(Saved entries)

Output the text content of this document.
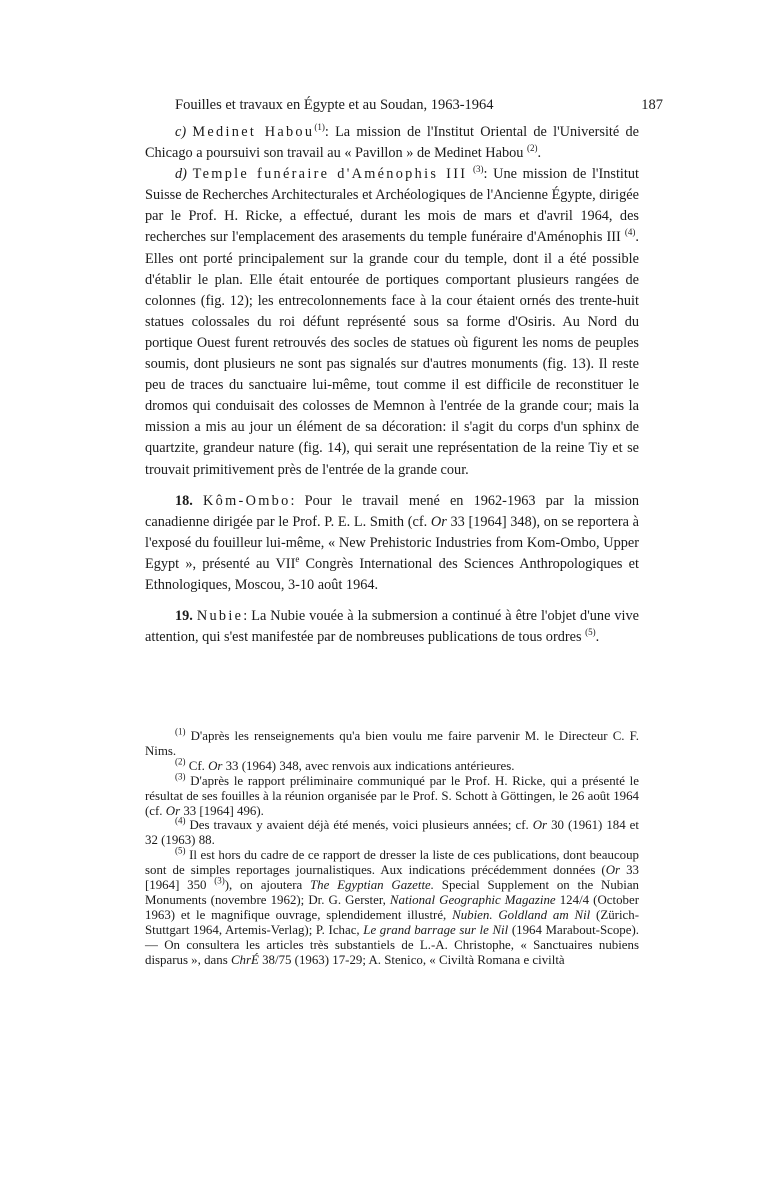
Fouilles et travaux en Égypte et au Soudan, 1963-1964	187

c) Medinet Habou$^{(1)}$: La mission de l'Institut Oriental de l'Université de Chicago a poursuivi son travail au « Pavillon » de Medinet Habou $^{(2)}$.

d) Temple funéraire d'Aménophis III $^{(3)}$: Une mission de l'Institut Suisse de Recherches Architecturales et Archéologiques de l'Ancienne Égypte, dirigée par le Prof. H. Ricke, a effectué, durant les mois de mars et d'avril 1964, des recherches sur l'emplacement des arasements du temple funéraire d'Aménophis III $^{(4)}$. Elles ont porté principalement sur la grande cour du temple, dont il a été possible d'établir le plan. Elle était entourée de portiques comportant plusieurs rangées de colonnes (fig. 12); les entrecolonnements face à la cour étaient ornés des trente-huit statues colossales du roi défunt représenté sous sa forme d'Osiris. Au Nord du portique Ouest furent retrouvés des socles de statues où figurent les noms de peuples soumis, dont plusieurs ne sont pas signalés sur d'autres monuments (fig. 13). Il reste peu de traces du sanctuaire lui-même, tout comme il est difficile de reconstituer le dromos qui conduisait des colosses de Memnon à l'entrée de la grande cour; mais la mission a mis au jour un élément de sa décoration: il s'agit du corps d'un sphinx de quartzite, grandeur nature (fig. 14), qui serait une représentation de la reine Tiy et se trouvait primitivement près de l'entrée de la grande cour.

18. Kôm-Ombo: Pour le travail mené en 1962-1963 par la mission canadienne dirigée par le Prof. P. E. L. Smith (cf. Or 33 [1964] 348), on se reportera à l'exposé du fouilleur lui-même, « New Prehistoric Industries from Kom-Ombo, Upper Egypt », présenté au VIIe Congrès International des Sciences Anthropologiques et Ethnologiques, Moscou, 3-10 août 1964.

19. Nubie: La Nubie vouée à la submersion a continué à être l'objet d'une vive attention, qui s'est manifestée par de nombreuses publications de tous ordres $^{(5)}$.

$^{(1)}$ D'après les renseignements qu'a bien voulu me faire parvenir M. le Directeur C. F. Nims.

$^{(2)}$ Cf. Or 33 (1964) 348, avec renvois aux indications antérieures.

$^{(3)}$ D'après le rapport préliminaire communiqué par le Prof. H. Ricke, qui a présenté le résultat de ses fouilles à la réunion organisée par le Prof. S. Schott à Göttingen, le 26 août 1964 (cf. Or 33 [1964] 496).

$^{(4)}$ Des travaux y avaient déjà été menés, voici plusieurs années; cf. Or 30 (1961) 184 et 32 (1963) 88.

$^{(5)}$ Il est hors du cadre de ce rapport de dresser la liste de ces publications, dont beaucoup sont de simples reportages journalistiques. Aux indications précédemment données (Or 33 [1964] 350 $^{(3)}$), on ajoutera The Egyptian Gazette. Special Supplement on the Nubian Monuments (novembre 1962); Dr. G. Gerster, National Geographic Magazine 124/4 (October 1963) et le magnifique ouvrage, splendidement illustré, Nubien. Goldland am Nil (Zürich-Stuttgart 1964, Artemis-Verlag); P. Ichac, Le grand barrage sur le Nil (1964 Marabout-Scope). — On consultera les articles très substantiels de L.-A. Christophe, « Sanctuaires nubiens disparus », dans ChrÉ 38/75 (1963) 17-29; A. Stenico, « Civiltà Romana e civiltà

# [EXERCISE PROMPT]
Where a line contains "travail", copy that line.

# [SOLUTION FOR THIS EXERCISE]
c) Medinet Habou$^{(1)}$: La mission de l'Institut Oriental de l'Université de Chicago a poursuivi son travail au « Pavillon » de Medinet Habou $^{(2)}$.
18. Kôm-Ombo: Pour le travail mené en 1962-1963 par la mission canadienne dirigée par le Prof. P. E. L. Smith (cf. Or 33 [1964] 348), on se reportera à l'exposé du fouilleur lui-même, « New Prehistoric Industries from Kom-Ombo, Upper Egypt », présenté au VIIe Congrès International des Sciences Anthropologiques et Ethnologiques, Moscou, 3-10 août 1964.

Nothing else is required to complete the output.